-- Start Supplied material --
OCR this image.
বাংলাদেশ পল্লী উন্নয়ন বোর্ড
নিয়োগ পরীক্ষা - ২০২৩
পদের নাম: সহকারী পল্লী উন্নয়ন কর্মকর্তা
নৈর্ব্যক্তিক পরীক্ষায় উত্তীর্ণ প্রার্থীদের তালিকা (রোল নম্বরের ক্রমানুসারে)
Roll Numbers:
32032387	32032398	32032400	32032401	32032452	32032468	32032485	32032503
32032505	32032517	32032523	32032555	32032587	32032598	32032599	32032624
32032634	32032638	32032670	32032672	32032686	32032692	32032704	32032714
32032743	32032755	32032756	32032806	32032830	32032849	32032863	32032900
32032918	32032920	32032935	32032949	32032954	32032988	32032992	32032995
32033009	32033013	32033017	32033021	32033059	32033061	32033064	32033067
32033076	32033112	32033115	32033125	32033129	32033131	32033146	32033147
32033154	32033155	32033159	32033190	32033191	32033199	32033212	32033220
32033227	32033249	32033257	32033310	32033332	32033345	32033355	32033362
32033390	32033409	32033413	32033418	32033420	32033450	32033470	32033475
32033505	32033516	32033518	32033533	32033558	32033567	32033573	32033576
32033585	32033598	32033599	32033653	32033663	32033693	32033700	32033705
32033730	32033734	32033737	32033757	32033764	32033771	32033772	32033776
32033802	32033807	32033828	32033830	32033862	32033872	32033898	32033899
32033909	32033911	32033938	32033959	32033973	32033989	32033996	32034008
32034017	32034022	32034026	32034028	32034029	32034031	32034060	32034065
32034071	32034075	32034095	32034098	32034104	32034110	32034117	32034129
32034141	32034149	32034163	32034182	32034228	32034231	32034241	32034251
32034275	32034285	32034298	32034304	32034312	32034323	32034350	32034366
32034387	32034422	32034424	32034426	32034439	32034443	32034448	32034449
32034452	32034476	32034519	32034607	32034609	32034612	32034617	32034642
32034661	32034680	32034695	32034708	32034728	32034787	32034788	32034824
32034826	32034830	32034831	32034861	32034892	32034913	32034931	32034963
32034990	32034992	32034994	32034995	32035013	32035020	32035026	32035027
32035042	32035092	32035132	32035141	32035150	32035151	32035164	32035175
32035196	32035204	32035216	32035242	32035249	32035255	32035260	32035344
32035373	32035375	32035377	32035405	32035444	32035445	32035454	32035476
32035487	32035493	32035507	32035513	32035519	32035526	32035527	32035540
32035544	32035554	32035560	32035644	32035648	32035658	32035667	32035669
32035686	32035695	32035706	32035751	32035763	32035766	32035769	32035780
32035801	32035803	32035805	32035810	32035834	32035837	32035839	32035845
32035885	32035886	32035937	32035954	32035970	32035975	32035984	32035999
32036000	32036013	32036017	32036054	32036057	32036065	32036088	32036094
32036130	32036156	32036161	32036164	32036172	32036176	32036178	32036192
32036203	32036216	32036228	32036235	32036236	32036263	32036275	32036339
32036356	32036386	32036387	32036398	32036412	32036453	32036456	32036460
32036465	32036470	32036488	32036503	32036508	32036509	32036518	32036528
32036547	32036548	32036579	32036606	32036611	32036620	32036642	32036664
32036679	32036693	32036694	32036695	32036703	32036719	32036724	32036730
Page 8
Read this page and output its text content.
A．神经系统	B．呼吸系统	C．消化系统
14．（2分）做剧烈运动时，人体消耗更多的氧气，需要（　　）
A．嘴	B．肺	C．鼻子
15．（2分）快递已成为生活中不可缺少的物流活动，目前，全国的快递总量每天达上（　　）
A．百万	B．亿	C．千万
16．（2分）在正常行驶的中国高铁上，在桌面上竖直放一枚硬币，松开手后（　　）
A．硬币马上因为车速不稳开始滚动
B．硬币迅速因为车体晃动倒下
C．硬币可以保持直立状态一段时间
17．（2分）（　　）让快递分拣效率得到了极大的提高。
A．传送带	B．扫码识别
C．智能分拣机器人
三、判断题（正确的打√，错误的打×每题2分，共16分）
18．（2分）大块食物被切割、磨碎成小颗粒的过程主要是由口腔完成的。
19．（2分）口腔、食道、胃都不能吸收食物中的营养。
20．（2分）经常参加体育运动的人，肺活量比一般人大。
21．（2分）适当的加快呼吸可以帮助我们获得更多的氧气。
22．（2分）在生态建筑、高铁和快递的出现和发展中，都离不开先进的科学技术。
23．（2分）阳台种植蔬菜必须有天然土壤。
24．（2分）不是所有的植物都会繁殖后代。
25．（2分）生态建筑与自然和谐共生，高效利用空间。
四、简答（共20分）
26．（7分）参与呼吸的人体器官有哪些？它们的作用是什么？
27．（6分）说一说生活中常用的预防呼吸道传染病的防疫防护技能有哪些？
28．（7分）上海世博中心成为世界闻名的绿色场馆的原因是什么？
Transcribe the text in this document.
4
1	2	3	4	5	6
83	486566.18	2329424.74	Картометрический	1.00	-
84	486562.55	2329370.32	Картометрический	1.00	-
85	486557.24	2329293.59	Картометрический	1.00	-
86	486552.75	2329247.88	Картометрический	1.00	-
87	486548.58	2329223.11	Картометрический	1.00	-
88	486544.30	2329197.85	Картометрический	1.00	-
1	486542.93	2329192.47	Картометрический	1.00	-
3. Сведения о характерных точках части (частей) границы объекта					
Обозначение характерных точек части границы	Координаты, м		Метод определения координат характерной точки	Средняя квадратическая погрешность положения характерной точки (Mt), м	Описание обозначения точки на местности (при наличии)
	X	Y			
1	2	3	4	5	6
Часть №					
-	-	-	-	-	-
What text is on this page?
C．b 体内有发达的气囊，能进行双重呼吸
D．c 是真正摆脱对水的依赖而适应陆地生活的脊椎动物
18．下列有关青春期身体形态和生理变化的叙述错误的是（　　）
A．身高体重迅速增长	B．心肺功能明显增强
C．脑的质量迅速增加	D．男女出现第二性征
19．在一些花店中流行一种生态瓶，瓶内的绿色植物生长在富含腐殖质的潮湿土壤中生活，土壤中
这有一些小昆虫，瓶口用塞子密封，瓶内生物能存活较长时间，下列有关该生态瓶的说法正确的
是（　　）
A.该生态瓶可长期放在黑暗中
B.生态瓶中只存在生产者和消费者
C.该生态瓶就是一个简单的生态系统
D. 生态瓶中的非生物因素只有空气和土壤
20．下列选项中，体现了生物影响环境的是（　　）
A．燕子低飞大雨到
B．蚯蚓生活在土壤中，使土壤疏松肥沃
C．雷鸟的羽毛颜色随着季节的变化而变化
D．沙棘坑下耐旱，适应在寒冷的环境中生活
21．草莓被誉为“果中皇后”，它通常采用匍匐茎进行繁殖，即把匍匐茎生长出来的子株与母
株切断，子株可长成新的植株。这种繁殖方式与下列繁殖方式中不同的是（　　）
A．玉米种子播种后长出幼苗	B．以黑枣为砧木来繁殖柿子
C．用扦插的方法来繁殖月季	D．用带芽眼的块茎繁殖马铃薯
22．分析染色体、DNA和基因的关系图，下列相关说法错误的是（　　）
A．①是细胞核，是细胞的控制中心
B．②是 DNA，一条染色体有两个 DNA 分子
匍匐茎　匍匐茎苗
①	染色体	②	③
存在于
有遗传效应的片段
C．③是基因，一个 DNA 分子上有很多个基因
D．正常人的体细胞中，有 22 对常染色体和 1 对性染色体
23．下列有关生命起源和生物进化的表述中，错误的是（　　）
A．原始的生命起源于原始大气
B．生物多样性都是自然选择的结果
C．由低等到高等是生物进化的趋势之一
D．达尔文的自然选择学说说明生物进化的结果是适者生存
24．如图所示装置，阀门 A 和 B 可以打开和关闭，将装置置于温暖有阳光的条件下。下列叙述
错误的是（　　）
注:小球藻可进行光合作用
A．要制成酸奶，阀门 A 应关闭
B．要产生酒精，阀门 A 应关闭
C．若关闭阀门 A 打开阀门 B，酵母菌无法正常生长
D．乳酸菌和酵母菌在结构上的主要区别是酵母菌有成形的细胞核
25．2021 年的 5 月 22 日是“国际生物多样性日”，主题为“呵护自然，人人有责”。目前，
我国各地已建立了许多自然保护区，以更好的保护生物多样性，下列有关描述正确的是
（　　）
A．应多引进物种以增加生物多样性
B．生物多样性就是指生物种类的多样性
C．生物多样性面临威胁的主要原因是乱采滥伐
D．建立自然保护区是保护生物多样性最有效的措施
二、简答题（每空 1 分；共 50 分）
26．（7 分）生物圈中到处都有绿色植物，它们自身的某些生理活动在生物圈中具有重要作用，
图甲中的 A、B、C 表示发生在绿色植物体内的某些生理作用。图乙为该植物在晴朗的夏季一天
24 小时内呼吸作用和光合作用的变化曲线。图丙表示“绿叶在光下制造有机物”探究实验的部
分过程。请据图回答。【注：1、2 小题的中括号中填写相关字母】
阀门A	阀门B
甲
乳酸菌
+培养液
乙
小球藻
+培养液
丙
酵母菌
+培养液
-- End Supplied material --
**Written exercise**
Answer with a single number: the count of lines holding the word "text".

**Worked answer**
3